> [Records to process]:
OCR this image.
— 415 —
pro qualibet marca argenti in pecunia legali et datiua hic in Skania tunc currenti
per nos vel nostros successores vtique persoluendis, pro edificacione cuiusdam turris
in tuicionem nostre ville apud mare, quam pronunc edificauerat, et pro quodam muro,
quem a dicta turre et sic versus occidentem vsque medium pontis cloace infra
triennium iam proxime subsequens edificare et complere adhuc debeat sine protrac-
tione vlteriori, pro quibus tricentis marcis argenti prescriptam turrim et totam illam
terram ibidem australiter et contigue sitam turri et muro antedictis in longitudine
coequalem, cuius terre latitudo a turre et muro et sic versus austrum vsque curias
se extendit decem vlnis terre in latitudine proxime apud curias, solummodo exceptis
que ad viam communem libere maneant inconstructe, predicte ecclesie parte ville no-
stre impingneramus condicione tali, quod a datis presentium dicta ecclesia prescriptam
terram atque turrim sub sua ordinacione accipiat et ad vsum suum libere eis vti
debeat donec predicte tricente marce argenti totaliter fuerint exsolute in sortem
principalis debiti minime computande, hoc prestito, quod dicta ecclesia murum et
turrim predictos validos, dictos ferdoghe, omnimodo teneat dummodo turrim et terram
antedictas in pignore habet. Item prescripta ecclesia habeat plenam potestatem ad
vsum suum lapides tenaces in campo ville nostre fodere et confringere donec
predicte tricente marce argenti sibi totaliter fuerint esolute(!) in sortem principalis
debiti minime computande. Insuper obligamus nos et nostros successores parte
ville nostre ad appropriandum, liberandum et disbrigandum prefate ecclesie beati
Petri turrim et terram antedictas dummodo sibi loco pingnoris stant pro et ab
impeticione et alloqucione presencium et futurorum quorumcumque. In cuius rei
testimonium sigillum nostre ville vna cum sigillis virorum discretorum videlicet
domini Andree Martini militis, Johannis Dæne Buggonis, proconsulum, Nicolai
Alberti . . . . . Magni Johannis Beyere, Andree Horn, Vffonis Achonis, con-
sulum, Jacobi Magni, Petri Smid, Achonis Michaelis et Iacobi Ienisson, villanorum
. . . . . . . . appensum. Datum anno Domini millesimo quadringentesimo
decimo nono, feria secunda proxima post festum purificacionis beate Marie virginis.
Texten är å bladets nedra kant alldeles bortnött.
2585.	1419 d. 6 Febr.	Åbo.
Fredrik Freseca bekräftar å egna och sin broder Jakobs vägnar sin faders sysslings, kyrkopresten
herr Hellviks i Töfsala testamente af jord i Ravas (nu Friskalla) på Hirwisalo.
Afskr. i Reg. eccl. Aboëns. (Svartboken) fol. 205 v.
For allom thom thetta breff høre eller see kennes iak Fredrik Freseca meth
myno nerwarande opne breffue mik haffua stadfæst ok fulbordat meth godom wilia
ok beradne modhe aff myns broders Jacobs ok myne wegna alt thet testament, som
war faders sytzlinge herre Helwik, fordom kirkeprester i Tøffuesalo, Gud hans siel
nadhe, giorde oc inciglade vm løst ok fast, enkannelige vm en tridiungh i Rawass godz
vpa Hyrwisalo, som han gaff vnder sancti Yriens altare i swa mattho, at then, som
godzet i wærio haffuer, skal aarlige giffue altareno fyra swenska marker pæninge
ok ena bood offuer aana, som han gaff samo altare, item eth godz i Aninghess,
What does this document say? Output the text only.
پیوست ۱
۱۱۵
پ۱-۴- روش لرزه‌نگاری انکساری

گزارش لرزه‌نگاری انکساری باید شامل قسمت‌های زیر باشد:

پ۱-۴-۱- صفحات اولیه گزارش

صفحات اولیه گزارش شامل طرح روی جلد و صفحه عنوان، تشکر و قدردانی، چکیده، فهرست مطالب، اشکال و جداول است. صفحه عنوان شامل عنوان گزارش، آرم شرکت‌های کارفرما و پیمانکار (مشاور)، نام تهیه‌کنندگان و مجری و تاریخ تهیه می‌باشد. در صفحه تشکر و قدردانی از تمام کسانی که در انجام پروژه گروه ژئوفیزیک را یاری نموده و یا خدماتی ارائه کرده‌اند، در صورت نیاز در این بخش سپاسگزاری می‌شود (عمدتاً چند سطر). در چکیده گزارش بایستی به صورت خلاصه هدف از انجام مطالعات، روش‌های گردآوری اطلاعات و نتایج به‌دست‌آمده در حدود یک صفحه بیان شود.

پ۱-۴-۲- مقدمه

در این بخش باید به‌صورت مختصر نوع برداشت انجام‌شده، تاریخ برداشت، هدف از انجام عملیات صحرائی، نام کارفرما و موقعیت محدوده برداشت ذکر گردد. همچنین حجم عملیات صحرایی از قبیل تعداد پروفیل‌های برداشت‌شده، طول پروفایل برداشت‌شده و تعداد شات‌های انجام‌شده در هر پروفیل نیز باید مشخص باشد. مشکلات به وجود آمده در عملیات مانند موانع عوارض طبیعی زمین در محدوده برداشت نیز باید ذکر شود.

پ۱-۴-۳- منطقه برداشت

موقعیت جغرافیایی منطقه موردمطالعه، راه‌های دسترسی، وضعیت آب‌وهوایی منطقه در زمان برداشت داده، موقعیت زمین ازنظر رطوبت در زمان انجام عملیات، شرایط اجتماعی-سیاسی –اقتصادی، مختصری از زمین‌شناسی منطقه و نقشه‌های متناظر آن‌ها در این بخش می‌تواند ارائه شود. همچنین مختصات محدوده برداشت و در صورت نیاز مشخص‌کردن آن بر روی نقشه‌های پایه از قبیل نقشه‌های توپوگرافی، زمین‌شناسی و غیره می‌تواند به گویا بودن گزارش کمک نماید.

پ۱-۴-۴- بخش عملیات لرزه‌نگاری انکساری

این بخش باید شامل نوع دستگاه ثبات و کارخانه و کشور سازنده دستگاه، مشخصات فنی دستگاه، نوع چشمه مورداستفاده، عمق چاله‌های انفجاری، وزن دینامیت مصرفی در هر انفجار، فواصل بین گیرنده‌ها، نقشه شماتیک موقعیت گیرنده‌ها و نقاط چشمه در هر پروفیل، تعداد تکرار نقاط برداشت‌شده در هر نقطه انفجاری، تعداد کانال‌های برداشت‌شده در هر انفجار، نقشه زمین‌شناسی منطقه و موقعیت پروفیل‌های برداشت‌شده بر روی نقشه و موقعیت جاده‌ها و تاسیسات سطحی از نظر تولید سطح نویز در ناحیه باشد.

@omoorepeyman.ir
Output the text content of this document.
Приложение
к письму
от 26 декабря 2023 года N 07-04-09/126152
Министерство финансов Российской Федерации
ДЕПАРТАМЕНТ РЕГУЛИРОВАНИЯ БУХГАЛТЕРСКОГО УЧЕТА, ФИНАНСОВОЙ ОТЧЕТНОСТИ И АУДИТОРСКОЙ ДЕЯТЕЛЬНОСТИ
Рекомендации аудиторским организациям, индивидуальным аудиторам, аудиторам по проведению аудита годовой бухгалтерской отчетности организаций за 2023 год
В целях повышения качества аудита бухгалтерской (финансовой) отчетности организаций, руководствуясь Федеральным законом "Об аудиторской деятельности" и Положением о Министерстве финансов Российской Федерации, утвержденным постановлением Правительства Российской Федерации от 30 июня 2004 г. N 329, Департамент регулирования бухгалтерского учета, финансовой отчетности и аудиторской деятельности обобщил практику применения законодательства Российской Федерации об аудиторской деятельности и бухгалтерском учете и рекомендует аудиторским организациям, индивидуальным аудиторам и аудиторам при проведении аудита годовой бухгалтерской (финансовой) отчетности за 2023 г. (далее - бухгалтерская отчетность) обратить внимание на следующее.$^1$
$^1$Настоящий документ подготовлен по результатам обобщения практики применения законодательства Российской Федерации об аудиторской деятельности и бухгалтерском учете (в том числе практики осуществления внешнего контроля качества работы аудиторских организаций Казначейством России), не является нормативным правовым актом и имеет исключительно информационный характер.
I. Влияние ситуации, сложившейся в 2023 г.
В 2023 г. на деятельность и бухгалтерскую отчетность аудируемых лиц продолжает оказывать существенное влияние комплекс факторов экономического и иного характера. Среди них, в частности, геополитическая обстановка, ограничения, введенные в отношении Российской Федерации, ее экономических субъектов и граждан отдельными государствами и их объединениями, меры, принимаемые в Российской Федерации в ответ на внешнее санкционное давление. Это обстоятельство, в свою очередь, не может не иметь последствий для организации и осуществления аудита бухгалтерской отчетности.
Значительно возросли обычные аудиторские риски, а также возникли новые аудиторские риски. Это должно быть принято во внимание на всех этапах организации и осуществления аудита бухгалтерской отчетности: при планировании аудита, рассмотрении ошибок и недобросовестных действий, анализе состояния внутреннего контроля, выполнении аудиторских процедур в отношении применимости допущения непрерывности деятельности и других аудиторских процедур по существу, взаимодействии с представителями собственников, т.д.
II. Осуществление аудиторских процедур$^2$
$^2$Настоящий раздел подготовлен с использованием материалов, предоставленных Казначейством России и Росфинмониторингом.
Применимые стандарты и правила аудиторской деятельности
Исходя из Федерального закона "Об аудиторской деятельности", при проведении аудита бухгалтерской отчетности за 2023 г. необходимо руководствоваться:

> [What needs to be done]: Pick out all lines from the data above in which the word "Johannis" appears.

> [Answer to this problem]:
domini Andree Martini militis, Johannis Dæne Buggonis, proconsulum, Nicolai
Alberti . . . . . Magni Johannis Beyere, Andree Horn, Vffonis Achonis, con-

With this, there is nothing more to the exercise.